[Document text records]

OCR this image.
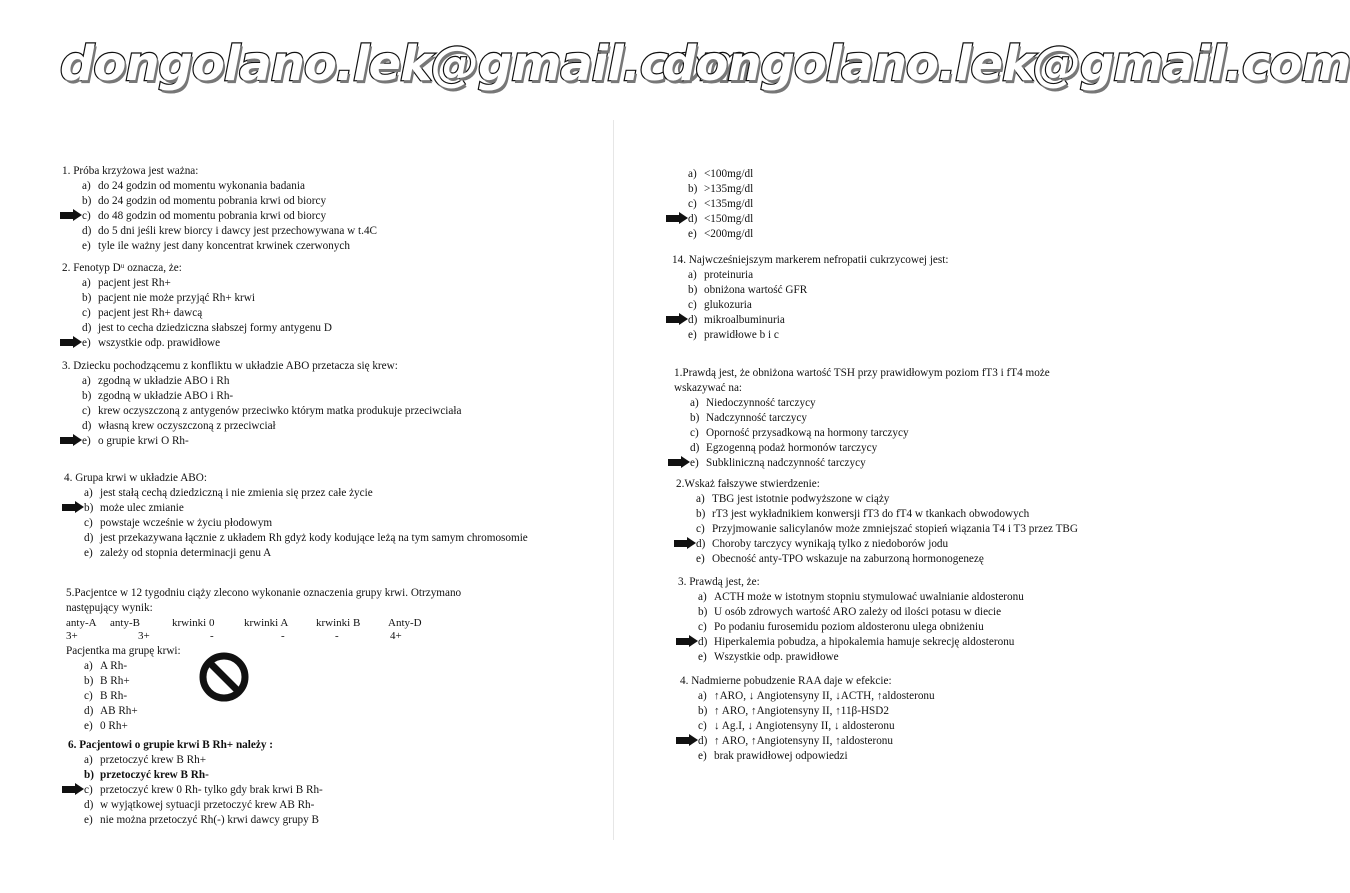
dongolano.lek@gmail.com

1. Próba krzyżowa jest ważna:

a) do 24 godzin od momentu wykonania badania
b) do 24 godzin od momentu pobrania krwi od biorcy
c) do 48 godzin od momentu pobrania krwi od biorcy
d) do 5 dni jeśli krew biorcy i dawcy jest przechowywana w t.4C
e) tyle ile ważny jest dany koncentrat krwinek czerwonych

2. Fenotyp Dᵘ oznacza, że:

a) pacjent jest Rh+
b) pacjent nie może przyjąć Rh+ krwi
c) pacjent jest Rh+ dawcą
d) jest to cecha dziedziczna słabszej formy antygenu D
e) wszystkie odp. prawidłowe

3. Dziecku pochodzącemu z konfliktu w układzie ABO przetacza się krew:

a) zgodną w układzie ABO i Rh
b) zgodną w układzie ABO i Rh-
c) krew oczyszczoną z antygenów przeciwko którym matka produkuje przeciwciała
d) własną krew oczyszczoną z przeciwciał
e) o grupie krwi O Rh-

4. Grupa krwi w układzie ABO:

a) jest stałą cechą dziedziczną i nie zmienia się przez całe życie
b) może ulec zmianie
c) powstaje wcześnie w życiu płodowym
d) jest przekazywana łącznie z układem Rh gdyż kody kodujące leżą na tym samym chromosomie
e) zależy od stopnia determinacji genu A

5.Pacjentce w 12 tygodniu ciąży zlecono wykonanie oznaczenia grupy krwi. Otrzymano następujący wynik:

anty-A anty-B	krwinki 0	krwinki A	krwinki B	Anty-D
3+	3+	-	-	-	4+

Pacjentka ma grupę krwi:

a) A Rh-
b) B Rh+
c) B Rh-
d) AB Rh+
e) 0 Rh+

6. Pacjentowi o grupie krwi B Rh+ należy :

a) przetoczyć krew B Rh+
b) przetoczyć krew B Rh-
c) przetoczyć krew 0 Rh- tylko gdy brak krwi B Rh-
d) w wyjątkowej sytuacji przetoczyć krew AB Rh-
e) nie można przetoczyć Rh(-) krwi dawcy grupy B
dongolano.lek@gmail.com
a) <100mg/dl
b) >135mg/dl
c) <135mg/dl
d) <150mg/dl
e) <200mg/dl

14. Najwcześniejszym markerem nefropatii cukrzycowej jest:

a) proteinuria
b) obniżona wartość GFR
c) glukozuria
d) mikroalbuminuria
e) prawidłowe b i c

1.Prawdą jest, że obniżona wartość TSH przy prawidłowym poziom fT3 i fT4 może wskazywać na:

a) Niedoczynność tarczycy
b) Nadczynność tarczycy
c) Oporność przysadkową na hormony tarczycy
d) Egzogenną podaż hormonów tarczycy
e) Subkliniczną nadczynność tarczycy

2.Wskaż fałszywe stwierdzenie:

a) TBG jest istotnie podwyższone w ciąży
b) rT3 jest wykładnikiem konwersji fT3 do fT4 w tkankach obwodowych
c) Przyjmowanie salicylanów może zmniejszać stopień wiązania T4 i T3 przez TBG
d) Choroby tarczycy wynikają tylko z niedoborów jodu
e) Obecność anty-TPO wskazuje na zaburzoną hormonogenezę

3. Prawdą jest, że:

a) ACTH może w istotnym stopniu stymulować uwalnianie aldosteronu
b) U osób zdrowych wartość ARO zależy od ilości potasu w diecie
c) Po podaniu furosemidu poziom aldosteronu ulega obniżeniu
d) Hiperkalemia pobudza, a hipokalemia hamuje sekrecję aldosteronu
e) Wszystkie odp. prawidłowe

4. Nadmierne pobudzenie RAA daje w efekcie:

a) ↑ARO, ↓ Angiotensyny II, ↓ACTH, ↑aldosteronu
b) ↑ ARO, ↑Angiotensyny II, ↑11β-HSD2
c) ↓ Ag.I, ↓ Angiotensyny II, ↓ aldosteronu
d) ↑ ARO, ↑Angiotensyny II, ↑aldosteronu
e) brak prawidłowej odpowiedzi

◆ **What is being asked**:
Any pictures should be dropped; transcribe the rest of the records above exactly.

◆ **Exercise solution**:
OCR this image.
dongolano.lek@gmail.com

1. Próba krzyżowa jest ważna:

a) do 24 godzin od momentu wykonania badania
b) do 24 godzin od momentu pobrania krwi od biorcy
c) do 48 godzin od momentu pobrania krwi od biorcy
d) do 5 dni jeśli krew biorcy i dawcy jest przechowywana w t.4C
e) tyle ile ważny jest dany koncentrat krwinek czerwonych

2. Fenotyp Dᵘ oznacza, że:

a) pacjent jest Rh+
b) pacjent nie może przyjąć Rh+ krwi
c) pacjent jest Rh+ dawcą
d) jest to cecha dziedziczna słabszej formy antygenu D
e) wszystkie odp. prawidłowe

3. Dziecku pochodzącemu z konfliktu w układzie ABO przetacza się krew:

a) zgodną w układzie ABO i Rh
b) zgodną w układzie ABO i Rh-
c) krew oczyszczoną z antygenów przeciwko którym matka produkuje przeciwciała
d) własną krew oczyszczoną z przeciwciał
e) o grupie krwi O Rh-

4. Grupa krwi w układzie ABO:

a) jest stałą cechą dziedziczną i nie zmienia się przez całe życie
b) może ulec zmianie
c) powstaje wcześnie w życiu płodowym
d) jest przekazywana łącznie z układem Rh gdyż kody kodujące leżą na tym samym chromosomie
e) zależy od stopnia determinacji genu A

5.Pacjentce w 12 tygodniu ciąży zlecono wykonanie oznaczenia grupy krwi. Otrzymano następujący wynik:

anty-A anty-B	krwinki 0	krwinki A	krwinki B	Anty-D
3+	3+	-	-	-	4+

Pacjentka ma grupę krwi:

a) A Rh-
b) B Rh+
c) B Rh-
d) AB Rh+
e) 0 Rh+

6. Pacjentowi o grupie krwi B Rh+ należy :

a) przetoczyć krew B Rh+
b) przetoczyć krew B Rh-
c) przetoczyć krew 0 Rh- tylko gdy brak krwi B Rh-
d) w wyjątkowej sytuacji przetoczyć krew AB Rh-
e) nie można przetoczyć Rh(-) krwi dawcy grupy B
dongolano.lek@gmail.com
a) <100mg/dl
b) >135mg/dl
c) <135mg/dl
d) <150mg/dl
e) <200mg/dl

14. Najwcześniejszym markerem nefropatii cukrzycowej jest:

a) proteinuria
b) obniżona wartość GFR
c) glukozuria
d) mikroalbuminuria
e) prawidłowe b i c

1.Prawdą jest, że obniżona wartość TSH przy prawidłowym poziom fT3 i fT4 może wskazywać na:

a) Niedoczynność tarczycy
b) Nadczynność tarczycy
c) Oporność przysadkową na hormony tarczycy
d) Egzogenną podaż hormonów tarczycy
e) Subkliniczną nadczynność tarczycy

2.Wskaż fałszywe stwierdzenie:

a) TBG jest istotnie podwyższone w ciąży
b) rT3 jest wykładnikiem konwersji fT3 do fT4 w tkankach obwodowych
c) Przyjmowanie salicylanów może zmniejszać stopień wiązania T4 i T3 przez TBG
d) Choroby tarczycy wynikają tylko z niedoborów jodu
e) Obecność anty-TPO wskazuje na zaburzoną hormonogenezę

3. Prawdą jest, że:

a) ACTH może w istotnym stopniu stymulować uwalnianie aldosteronu
b) U osób zdrowych wartość ARO zależy od ilości potasu w diecie
c) Po podaniu furosemidu poziom aldosteronu ulega obniżeniu
d) Hiperkalemia pobudza, a hipokalemia hamuje sekrecję aldosteronu
e) Wszystkie odp. prawidłowe

4. Nadmierne pobudzenie RAA daje w efekcie:

a) ↑ARO, ↓ Angiotensyny II, ↓ACTH, ↑aldosteronu
b) ↑ ARO, ↑Angiotensyny II, ↑11β-HSD2
c) ↓ Ag.I, ↓ Angiotensyny II, ↓ aldosteronu
d) ↑ ARO, ↑Angiotensyny II, ↑aldosteronu
e) brak prawidłowej odpowiedzi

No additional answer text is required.